TO DO
Search the data below for the string "title". Extract every line that contains it.

SOURCE RECORDS

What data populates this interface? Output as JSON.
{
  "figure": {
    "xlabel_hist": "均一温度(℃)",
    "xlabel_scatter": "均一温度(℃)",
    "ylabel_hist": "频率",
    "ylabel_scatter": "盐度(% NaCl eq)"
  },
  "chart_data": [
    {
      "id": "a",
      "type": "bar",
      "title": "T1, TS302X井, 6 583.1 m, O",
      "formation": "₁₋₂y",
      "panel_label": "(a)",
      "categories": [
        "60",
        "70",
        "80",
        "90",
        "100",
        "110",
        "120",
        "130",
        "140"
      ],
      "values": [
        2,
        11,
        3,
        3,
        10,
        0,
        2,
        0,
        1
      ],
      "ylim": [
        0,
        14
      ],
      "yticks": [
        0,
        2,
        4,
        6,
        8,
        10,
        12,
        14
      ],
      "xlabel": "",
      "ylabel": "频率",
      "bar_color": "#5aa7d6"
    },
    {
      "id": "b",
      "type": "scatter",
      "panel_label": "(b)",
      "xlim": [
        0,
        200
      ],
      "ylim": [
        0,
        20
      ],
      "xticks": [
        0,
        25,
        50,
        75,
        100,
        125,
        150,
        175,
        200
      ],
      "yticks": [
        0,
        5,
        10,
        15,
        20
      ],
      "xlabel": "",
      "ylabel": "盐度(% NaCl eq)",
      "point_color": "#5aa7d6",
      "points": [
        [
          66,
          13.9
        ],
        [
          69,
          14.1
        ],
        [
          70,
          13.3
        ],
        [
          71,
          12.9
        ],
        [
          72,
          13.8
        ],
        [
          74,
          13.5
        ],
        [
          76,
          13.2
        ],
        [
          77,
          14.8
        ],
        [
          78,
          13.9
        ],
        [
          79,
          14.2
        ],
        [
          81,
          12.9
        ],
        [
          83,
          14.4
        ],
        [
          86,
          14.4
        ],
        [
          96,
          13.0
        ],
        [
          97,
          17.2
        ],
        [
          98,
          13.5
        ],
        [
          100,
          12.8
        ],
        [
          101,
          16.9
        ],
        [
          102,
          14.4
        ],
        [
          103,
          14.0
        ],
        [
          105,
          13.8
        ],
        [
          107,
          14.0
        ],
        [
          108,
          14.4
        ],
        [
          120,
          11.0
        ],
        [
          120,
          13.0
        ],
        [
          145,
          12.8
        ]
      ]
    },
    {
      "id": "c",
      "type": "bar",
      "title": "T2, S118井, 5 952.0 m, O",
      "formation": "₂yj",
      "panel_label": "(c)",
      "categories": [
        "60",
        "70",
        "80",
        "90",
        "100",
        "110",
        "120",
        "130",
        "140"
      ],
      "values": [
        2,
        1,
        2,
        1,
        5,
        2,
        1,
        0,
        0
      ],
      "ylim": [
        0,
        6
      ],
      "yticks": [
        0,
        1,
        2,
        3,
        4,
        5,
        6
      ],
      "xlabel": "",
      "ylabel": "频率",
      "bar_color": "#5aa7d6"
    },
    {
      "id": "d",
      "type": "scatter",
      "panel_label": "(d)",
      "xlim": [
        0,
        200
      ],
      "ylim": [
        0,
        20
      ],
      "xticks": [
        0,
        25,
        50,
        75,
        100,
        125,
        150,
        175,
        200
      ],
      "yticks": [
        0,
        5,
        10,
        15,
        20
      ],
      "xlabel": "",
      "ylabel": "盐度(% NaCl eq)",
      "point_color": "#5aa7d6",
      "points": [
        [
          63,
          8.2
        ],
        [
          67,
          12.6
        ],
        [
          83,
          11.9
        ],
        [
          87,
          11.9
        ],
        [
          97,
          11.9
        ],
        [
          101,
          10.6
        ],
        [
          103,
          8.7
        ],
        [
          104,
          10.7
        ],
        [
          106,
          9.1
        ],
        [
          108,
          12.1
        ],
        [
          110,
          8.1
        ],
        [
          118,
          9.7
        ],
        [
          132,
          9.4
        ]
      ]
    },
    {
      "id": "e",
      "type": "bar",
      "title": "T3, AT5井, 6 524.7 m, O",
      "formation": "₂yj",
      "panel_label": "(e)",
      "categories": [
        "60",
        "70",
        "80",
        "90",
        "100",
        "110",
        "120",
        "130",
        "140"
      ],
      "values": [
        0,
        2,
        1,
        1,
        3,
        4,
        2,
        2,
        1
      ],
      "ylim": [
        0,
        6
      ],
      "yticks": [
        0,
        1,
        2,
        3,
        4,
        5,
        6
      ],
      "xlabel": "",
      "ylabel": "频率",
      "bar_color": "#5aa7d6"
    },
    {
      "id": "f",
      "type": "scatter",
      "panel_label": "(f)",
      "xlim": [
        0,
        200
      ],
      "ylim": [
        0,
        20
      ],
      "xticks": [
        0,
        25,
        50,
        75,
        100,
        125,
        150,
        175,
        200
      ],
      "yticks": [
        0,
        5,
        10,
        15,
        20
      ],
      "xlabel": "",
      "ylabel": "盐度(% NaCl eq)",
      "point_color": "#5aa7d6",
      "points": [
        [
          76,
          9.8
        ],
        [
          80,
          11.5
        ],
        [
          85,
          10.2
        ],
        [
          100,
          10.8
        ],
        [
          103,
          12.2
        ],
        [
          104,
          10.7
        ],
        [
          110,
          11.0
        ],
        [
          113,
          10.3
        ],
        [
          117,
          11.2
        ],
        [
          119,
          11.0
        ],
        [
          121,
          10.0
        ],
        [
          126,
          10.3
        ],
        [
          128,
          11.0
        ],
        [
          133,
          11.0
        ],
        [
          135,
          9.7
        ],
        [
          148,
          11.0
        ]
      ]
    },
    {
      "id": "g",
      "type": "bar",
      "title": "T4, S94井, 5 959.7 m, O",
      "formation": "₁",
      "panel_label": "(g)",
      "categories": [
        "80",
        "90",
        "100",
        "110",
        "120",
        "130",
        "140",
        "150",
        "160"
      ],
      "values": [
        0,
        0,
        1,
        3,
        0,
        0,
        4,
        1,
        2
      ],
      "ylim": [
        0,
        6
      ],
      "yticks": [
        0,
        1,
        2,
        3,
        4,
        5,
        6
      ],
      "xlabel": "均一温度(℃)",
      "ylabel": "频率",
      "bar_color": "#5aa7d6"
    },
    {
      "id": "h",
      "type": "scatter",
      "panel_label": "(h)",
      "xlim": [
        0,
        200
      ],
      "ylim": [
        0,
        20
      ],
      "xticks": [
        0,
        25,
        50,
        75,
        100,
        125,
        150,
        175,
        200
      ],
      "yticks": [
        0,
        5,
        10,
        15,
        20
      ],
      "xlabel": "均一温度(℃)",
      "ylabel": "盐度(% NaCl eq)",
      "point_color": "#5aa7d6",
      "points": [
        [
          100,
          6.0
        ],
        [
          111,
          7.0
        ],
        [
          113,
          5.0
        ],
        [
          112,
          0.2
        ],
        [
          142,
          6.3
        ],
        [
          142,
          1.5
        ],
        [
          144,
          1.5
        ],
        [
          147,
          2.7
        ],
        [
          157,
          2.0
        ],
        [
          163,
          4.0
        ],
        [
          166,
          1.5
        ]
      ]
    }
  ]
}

TASK RESULT
      "title": "T1, TS302X井, 6 583.1 m, O",
      "title": "T2, S118井, 5 952.0 m, O",
      "title": "T3, AT5井, 6 524.7 m, O",
      "title": "T4, S94井, 5 959.7 m, O",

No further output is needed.